— Begin ENTRIES —

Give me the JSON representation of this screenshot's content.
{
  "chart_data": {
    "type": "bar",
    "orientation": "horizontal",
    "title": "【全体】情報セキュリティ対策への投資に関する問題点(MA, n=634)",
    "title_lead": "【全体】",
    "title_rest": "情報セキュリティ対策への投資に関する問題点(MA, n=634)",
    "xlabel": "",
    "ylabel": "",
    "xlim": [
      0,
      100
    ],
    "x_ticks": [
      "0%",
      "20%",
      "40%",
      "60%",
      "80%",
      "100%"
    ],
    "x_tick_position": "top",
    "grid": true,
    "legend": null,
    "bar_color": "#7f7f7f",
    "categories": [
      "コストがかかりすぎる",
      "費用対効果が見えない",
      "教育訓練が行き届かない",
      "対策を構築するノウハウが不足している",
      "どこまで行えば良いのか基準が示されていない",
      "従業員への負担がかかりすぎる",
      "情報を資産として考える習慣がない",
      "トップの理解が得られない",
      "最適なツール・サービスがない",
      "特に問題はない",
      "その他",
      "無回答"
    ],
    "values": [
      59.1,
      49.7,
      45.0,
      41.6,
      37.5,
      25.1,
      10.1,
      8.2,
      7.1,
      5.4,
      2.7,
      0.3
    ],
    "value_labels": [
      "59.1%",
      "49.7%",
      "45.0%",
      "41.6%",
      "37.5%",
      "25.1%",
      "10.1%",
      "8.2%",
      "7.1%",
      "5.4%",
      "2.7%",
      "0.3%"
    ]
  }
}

— End ENTRIES —

→ BRIEF: Make a verbatim copy of every entry shown above.

→ SOLUTION FOR THIS EXERCISE:
Give me the JSON representation of this screenshot's content.
{
  "chart_data": {
    "type": "bar",
    "orientation": "horizontal",
    "title": "【全体】情報セキュリティ対策への投資に関する問題点(MA, n=634)",
    "title_lead": "【全体】",
    "title_rest": "情報セキュリティ対策への投資に関する問題点(MA, n=634)",
    "xlabel": "",
    "ylabel": "",
    "xlim": [
      0,
      100
    ],
    "x_ticks": [
      "0%",
      "20%",
      "40%",
      "60%",
      "80%",
      "100%"
    ],
    "x_tick_position": "top",
    "grid": true,
    "legend": null,
    "bar_color": "#7f7f7f",
    "categories": [
      "コストがかかりすぎる",
      "費用対効果が見えない",
      "教育訓練が行き届かない",
      "対策を構築するノウハウが不足している",
      "どこまで行えば良いのか基準が示されていない",
      "従業員への負担がかかりすぎる",
      "情報を資産として考える習慣がない",
      "トップの理解が得られない",
      "最適なツール・サービスがない",
      "特に問題はない",
      "その他",
      "無回答"
    ],
    "values": [
      59.1,
      49.7,
      45.0,
      41.6,
      37.5,
      25.1,
      10.1,
      8.2,
      7.1,
      5.4,
      2.7,
      0.3
    ],
    "value_labels": [
      "59.1%",
      "49.7%",
      "45.0%",
      "41.6%",
      "37.5%",
      "25.1%",
      "10.1%",
      "8.2%",
      "7.1%",
      "5.4%",
      "2.7%",
      "0.3%"
    ]
  }
}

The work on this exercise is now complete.